● **Exercise aim**
The line containing "Extract the structured" and every line after it, through the last, are to be extracted exactly; no other lines belong in the answer.

● **Given data**
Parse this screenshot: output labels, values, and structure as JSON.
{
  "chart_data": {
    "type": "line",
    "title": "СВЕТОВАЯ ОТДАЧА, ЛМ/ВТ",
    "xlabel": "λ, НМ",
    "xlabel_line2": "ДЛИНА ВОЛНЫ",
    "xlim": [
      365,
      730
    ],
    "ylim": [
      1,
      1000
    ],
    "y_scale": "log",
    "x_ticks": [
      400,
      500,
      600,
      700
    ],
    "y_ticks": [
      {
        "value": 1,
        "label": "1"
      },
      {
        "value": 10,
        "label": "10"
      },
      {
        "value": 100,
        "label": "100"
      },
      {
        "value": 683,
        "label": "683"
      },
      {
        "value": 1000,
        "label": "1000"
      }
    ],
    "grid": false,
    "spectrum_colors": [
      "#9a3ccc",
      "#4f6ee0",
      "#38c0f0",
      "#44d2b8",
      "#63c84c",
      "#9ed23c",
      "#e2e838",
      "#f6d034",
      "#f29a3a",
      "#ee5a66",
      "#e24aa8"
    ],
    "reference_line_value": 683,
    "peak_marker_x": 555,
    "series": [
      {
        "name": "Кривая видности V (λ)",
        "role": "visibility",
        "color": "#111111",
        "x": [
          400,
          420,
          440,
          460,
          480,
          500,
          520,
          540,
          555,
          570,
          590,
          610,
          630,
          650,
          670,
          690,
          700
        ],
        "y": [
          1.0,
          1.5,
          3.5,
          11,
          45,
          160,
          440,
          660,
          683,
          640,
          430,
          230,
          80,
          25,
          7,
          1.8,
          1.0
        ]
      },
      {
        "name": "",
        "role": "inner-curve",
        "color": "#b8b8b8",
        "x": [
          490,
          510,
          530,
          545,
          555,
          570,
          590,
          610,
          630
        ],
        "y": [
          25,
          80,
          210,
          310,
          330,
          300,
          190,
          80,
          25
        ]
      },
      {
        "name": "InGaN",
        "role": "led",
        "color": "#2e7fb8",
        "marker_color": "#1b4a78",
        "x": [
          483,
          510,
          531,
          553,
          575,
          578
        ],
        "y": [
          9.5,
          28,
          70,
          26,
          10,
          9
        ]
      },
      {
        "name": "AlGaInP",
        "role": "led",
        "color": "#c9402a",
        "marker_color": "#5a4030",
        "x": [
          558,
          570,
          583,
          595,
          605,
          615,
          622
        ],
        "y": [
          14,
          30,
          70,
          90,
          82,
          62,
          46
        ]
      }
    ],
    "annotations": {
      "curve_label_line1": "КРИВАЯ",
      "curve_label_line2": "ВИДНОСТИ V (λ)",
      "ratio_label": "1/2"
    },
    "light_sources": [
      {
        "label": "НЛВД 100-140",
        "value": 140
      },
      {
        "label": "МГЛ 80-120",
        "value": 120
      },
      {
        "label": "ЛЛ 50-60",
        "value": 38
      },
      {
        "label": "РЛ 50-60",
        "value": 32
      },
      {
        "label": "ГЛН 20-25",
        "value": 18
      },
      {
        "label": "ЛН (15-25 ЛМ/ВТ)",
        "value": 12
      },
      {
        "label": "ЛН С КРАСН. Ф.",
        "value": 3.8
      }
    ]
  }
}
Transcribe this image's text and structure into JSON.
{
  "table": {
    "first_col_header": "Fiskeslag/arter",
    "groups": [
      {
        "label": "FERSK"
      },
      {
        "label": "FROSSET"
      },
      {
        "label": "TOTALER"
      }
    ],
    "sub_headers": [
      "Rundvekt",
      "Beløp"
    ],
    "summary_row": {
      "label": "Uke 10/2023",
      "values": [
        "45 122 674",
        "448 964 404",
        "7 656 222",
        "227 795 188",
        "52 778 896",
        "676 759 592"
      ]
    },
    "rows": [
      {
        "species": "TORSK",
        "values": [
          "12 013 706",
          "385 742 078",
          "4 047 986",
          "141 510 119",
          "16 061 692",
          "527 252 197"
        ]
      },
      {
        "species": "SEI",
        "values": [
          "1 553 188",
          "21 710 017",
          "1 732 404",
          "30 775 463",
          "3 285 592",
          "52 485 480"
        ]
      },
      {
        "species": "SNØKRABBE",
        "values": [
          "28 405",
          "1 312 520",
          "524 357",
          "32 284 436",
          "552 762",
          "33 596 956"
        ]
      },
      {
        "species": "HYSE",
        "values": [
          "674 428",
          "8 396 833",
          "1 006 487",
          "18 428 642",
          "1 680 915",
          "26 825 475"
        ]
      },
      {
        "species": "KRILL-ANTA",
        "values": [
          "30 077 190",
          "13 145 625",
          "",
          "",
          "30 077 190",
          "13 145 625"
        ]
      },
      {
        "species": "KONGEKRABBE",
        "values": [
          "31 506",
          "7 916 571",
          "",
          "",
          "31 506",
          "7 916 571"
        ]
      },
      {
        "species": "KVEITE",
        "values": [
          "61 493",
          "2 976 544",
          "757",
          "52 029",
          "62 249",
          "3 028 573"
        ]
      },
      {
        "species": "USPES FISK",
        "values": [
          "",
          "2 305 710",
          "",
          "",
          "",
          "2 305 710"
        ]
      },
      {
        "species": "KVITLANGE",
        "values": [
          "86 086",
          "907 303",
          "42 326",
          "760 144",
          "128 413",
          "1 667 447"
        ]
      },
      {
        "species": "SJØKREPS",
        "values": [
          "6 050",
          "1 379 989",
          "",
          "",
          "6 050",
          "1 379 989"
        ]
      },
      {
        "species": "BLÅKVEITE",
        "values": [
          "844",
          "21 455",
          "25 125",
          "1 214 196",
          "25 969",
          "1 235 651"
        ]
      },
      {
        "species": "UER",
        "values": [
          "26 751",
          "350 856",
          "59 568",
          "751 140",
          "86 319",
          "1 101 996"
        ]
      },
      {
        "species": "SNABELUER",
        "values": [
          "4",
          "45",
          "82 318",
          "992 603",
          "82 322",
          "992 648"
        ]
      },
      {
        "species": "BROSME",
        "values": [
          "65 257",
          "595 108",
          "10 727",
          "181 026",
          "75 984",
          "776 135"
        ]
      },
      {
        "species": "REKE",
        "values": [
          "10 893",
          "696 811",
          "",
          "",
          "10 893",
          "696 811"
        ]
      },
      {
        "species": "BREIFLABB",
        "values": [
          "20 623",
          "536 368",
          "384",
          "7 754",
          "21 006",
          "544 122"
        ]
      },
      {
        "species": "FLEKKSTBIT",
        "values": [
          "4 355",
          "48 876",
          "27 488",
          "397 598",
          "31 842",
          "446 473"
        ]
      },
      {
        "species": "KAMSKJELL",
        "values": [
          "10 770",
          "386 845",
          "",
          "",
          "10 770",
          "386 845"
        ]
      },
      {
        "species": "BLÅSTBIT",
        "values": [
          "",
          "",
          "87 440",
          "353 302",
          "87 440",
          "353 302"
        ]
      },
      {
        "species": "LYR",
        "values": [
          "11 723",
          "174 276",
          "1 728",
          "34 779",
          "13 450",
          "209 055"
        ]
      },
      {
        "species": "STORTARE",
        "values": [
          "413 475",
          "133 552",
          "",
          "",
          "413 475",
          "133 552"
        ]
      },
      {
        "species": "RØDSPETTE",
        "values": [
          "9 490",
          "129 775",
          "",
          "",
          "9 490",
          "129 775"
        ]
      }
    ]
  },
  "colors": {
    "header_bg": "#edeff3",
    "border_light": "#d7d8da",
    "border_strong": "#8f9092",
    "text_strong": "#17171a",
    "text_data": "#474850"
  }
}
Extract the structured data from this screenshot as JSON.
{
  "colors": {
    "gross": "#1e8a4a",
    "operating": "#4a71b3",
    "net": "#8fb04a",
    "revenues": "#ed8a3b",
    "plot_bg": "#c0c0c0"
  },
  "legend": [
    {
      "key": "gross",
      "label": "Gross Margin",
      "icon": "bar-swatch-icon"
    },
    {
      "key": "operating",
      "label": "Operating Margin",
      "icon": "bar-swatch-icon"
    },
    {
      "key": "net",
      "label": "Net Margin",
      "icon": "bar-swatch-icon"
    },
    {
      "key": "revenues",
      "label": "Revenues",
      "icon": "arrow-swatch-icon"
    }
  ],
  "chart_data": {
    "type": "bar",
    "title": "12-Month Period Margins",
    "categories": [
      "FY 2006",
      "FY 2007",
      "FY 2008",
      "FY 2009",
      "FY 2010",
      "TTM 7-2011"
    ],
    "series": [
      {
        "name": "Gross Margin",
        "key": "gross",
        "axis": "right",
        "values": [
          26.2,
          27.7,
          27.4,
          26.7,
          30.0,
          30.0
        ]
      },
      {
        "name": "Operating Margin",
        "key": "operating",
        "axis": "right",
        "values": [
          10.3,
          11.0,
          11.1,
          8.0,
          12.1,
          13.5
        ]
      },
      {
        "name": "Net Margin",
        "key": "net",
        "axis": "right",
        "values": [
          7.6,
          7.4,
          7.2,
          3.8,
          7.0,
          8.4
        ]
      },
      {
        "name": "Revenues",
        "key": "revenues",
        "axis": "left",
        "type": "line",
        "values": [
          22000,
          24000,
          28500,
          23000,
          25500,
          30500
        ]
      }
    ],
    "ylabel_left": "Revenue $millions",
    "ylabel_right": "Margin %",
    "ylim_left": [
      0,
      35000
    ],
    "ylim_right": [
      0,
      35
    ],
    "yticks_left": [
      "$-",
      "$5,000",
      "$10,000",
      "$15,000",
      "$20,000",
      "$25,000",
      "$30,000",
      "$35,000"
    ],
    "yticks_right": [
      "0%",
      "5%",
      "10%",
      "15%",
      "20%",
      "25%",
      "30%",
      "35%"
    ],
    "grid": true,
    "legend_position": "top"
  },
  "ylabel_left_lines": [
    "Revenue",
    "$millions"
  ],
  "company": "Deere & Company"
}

● **Answer in full**
Extract the structured data from this screenshot as JSON.
{
  "colors": {
    "gross": "#1e8a4a",
    "operating": "#4a71b3",
    "net": "#8fb04a",
    "revenues": "#ed8a3b",
    "plot_bg": "#c0c0c0"
  },
  "legend": [
    {
      "key": "gross",
      "label": "Gross Margin",
      "icon": "bar-swatch-icon"
    },
    {
      "key": "operating",
      "label": "Operating Margin",
      "icon": "bar-swatch-icon"
    },
    {
      "key": "net",
      "label": "Net Margin",
      "icon": "bar-swatch-icon"
    },
    {
      "key": "revenues",
      "label": "Revenues",
      "icon": "arrow-swatch-icon"
    }
  ],
  "chart_data": {
    "type": "bar",
    "title": "12-Month Period Margins",
    "categories": [
      "FY 2006",
      "FY 2007",
      "FY 2008",
      "FY 2009",
      "FY 2010",
      "TTM 7-2011"
    ],
    "series": [
      {
        "name": "Gross Margin",
        "key": "gross",
        "axis": "right",
        "values": [
          26.2,
          27.7,
          27.4,
          26.7,
          30.0,
          30.0
        ]
      },
      {
        "name": "Operating Margin",
        "key": "operating",
        "axis": "right",
        "values": [
          10.3,
          11.0,
          11.1,
          8.0,
          12.1,
          13.5
        ]
      },
      {
        "name": "Net Margin",
        "key": "net",
        "axis": "right",
        "values": [
          7.6,
          7.4,
          7.2,
          3.8,
          7.0,
          8.4
        ]
      },
      {
        "name": "Revenues",
        "key": "revenues",
        "axis": "left",
        "type": "line",
        "values": [
          22000,
          24000,
          28500,
          23000,
          25500,
          30500
        ]
      }
    ],
    "ylabel_left": "Revenue $millions",
    "ylabel_right": "Margin %",
    "ylim_left": [
      0,
      35000
    ],
    "ylim_right": [
      0,
      35
    ],
    "yticks_left": [
      "$-",
      "$5,000",
      "$10,000",
      "$15,000",
      "$20,000",
      "$25,000",
      "$30,000",
      "$35,000"
    ],
    "yticks_right": [
      "0%",
      "5%",
      "10%",
      "15%",
      "20%",
      "25%",
      "30%",
      "35%"
    ],
    "grid": true,
    "legend_position": "top"
  },
  "ylabel_left_lines": [
    "Revenue",
    "$millions"
  ],
  "company": "Deere & Company"
}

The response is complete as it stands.